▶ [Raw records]

---

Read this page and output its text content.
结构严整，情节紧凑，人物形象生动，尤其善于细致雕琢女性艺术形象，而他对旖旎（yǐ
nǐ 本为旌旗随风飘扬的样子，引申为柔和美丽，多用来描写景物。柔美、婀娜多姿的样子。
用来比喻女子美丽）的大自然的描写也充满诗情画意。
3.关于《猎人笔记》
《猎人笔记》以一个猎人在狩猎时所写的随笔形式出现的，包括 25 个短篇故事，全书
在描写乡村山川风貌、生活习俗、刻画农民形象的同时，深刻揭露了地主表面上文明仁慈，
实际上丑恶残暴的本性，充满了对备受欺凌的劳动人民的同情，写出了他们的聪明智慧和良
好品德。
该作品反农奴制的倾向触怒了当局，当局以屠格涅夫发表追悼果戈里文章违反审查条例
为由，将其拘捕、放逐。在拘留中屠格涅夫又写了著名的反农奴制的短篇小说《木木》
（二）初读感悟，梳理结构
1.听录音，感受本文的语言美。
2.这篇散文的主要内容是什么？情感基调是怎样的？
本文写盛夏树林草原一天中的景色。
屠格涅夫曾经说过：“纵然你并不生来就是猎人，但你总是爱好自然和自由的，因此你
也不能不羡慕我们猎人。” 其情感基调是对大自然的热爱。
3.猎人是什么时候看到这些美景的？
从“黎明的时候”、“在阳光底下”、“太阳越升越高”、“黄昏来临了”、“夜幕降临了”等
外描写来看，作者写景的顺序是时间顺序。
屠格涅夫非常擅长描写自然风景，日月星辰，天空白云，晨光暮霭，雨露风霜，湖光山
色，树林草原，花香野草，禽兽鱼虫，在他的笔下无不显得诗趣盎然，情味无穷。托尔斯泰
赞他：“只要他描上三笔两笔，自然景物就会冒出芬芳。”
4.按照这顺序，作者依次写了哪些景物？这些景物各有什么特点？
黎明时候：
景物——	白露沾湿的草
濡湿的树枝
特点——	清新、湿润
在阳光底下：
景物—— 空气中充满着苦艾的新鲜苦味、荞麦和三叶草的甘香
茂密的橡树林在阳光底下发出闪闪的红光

---

▶ [Work to be completed] Repeat the material in full, exactly as it stands.

▶ [Result below]
Read this page and output its text content.
结构严整，情节紧凑，人物形象生动，尤其善于细致雕琢女性艺术形象，而他对旖旎（yǐ
nǐ 本为旌旗随风飘扬的样子，引申为柔和美丽，多用来描写景物。柔美、婀娜多姿的样子。
用来比喻女子美丽）的大自然的描写也充满诗情画意。
3.关于《猎人笔记》
《猎人笔记》以一个猎人在狩猎时所写的随笔形式出现的，包括 25 个短篇故事，全书
在描写乡村山川风貌、生活习俗、刻画农民形象的同时，深刻揭露了地主表面上文明仁慈，
实际上丑恶残暴的本性，充满了对备受欺凌的劳动人民的同情，写出了他们的聪明智慧和良
好品德。
该作品反农奴制的倾向触怒了当局，当局以屠格涅夫发表追悼果戈里文章违反审查条例
为由，将其拘捕、放逐。在拘留中屠格涅夫又写了著名的反农奴制的短篇小说《木木》
（二）初读感悟，梳理结构
1.听录音，感受本文的语言美。
2.这篇散文的主要内容是什么？情感基调是怎样的？
本文写盛夏树林草原一天中的景色。
屠格涅夫曾经说过：“纵然你并不生来就是猎人，但你总是爱好自然和自由的，因此你
也不能不羡慕我们猎人。” 其情感基调是对大自然的热爱。
3.猎人是什么时候看到这些美景的？
从“黎明的时候”、“在阳光底下”、“太阳越升越高”、“黄昏来临了”、“夜幕降临了”等
外描写来看，作者写景的顺序是时间顺序。
屠格涅夫非常擅长描写自然风景，日月星辰，天空白云，晨光暮霭，雨露风霜，湖光山
色，树林草原，花香野草，禽兽鱼虫，在他的笔下无不显得诗趣盎然，情味无穷。托尔斯泰
赞他：“只要他描上三笔两笔，自然景物就会冒出芬芳。”
4.按照这顺序，作者依次写了哪些景物？这些景物各有什么特点？
黎明时候：
景物——	白露沾湿的草
濡湿的树枝
特点——	清新、湿润
在阳光底下：
景物—— 空气中充满着苦艾的新鲜苦味、荞麦和三叶草的甘香
茂密的橡树林在阳光底下发出闪闪的红光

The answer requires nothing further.